EXERCISE DIRECTIONS.
Gather up every line that includes the string "Andhra".
━━━ EXTRACTED RECORDS
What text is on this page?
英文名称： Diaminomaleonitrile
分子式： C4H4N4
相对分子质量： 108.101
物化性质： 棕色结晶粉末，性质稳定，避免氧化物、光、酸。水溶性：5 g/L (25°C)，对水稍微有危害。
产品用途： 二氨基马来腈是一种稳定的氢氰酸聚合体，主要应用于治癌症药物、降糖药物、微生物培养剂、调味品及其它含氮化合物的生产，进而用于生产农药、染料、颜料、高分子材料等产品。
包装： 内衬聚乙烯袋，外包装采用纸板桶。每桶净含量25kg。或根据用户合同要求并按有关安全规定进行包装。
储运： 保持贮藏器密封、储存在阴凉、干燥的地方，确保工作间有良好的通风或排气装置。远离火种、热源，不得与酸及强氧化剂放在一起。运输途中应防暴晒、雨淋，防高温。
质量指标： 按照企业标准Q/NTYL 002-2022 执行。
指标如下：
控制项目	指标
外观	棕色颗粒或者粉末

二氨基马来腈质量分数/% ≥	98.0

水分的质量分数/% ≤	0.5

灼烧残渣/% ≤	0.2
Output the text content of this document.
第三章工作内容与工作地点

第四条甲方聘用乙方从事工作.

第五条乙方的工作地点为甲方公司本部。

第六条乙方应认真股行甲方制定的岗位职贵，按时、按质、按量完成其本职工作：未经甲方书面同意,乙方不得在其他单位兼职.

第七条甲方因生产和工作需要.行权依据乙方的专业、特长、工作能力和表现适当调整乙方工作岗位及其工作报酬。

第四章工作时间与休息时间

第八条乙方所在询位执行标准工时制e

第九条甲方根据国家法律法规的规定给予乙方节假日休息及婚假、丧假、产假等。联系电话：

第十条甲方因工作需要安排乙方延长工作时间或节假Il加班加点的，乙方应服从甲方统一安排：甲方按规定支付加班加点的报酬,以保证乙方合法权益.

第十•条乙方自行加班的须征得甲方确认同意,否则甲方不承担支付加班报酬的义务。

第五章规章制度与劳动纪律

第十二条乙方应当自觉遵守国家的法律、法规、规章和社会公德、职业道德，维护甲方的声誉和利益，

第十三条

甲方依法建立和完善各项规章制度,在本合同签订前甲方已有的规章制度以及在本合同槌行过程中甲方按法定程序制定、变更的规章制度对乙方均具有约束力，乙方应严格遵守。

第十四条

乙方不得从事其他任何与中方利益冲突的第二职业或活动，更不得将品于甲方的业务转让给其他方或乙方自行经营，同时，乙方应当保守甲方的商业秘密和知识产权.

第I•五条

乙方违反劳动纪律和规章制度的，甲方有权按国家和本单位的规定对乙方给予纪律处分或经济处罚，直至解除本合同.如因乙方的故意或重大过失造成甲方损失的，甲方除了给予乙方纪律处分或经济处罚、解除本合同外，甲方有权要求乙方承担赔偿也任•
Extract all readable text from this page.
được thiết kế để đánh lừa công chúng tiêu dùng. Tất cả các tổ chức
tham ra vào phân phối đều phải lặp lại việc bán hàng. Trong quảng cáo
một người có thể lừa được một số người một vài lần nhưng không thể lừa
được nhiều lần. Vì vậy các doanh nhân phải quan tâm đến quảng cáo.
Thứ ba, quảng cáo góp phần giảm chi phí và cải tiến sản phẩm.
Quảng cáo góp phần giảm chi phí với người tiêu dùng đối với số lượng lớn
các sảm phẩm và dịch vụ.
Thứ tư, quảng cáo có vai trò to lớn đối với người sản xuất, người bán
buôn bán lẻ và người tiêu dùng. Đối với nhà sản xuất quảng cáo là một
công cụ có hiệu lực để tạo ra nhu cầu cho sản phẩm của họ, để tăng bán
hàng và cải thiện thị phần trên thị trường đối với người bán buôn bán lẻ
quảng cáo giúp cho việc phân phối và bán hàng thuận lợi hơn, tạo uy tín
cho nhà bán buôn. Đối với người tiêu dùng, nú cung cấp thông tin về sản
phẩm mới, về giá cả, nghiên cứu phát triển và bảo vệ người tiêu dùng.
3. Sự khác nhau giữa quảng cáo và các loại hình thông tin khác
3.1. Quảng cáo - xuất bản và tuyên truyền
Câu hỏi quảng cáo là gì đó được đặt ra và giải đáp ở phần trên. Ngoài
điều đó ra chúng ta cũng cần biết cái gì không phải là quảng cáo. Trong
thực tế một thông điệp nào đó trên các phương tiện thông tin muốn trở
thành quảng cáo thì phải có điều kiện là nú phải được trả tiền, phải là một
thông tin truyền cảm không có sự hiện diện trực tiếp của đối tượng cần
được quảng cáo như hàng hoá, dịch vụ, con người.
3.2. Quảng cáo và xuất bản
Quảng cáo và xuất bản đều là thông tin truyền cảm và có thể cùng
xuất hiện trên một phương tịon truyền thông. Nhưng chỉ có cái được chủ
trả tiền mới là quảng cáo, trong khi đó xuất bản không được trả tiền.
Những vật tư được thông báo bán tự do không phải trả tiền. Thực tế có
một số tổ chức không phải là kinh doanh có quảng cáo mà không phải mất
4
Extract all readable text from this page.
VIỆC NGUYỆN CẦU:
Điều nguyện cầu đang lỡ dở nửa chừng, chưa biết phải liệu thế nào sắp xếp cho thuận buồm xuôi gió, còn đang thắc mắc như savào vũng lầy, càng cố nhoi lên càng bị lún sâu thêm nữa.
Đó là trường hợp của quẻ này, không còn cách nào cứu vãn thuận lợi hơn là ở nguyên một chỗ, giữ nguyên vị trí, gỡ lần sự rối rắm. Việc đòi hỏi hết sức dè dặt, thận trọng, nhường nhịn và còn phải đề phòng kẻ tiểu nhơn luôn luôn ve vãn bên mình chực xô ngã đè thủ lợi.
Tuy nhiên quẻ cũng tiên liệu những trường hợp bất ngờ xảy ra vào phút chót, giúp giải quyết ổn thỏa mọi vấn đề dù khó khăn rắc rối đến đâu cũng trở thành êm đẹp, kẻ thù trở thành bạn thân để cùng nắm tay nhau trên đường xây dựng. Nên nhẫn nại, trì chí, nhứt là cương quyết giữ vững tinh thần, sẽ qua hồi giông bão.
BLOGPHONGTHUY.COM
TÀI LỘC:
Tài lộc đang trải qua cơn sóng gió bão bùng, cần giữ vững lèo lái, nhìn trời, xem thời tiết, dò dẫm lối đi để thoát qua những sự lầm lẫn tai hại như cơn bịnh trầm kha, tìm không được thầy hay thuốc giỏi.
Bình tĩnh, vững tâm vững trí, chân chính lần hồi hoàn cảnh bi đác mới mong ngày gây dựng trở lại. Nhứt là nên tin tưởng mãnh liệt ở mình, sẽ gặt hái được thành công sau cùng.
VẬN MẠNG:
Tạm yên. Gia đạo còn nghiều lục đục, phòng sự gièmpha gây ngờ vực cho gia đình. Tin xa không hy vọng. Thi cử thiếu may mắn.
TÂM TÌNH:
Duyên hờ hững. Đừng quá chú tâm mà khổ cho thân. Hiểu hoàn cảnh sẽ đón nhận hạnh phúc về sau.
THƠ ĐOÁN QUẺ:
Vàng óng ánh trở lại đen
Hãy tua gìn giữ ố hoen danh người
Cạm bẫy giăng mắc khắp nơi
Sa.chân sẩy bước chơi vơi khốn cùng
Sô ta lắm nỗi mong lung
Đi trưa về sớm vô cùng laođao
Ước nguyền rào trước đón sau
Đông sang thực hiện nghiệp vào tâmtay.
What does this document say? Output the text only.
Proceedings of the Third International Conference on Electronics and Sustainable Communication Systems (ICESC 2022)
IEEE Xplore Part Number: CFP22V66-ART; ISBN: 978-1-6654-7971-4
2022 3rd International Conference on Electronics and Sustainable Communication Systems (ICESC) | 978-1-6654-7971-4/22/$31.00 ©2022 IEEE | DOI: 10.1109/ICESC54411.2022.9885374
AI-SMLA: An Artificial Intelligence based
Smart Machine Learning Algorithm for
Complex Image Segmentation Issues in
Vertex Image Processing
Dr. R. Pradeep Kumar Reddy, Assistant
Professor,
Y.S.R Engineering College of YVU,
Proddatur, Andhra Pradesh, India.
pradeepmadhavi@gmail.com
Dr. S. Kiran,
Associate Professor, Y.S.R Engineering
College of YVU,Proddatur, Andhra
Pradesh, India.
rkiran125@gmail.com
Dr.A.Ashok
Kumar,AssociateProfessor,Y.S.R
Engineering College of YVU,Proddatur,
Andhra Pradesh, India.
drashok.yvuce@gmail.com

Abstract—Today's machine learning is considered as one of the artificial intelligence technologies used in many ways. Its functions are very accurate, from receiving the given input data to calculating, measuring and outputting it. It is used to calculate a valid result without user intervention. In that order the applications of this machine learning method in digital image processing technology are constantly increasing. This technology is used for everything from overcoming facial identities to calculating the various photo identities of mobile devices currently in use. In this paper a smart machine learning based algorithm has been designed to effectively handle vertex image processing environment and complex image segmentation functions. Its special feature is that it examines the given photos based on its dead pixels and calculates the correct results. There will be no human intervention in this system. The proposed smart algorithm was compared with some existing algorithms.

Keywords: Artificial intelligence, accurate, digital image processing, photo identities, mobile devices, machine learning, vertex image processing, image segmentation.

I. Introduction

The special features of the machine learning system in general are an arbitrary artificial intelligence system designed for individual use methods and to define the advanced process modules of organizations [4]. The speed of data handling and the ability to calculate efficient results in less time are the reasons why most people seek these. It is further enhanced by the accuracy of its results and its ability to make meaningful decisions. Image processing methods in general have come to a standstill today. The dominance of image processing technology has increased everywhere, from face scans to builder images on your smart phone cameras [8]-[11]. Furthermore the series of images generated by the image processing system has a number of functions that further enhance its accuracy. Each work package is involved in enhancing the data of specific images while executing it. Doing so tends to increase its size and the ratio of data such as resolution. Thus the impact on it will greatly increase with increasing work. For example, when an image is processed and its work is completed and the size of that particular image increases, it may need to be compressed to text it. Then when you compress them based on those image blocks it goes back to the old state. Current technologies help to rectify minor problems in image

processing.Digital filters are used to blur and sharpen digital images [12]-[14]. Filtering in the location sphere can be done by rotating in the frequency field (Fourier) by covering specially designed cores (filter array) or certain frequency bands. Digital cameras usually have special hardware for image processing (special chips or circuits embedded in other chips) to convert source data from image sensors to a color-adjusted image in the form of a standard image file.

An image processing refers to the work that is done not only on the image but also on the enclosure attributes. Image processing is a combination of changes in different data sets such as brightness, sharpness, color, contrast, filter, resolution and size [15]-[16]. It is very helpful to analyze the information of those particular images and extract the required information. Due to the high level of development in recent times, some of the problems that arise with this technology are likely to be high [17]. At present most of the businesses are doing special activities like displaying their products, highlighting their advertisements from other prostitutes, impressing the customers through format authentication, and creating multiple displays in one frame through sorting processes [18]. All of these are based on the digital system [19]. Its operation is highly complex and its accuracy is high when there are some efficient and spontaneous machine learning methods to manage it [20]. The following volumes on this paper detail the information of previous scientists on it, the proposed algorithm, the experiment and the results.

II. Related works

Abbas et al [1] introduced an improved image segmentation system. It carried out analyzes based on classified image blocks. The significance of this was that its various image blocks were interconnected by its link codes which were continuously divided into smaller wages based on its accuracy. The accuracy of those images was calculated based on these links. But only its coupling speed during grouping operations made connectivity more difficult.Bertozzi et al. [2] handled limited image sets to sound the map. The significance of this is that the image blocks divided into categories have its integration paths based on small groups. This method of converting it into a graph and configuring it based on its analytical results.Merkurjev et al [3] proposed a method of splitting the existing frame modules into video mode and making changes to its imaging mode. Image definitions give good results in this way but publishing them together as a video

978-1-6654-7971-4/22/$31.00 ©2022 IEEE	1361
━━━━━━
TASK RESPONSE.
Proddatur, Andhra Pradesh, India.
College of YVU,Proddatur, Andhra
Andhra Pradesh, India.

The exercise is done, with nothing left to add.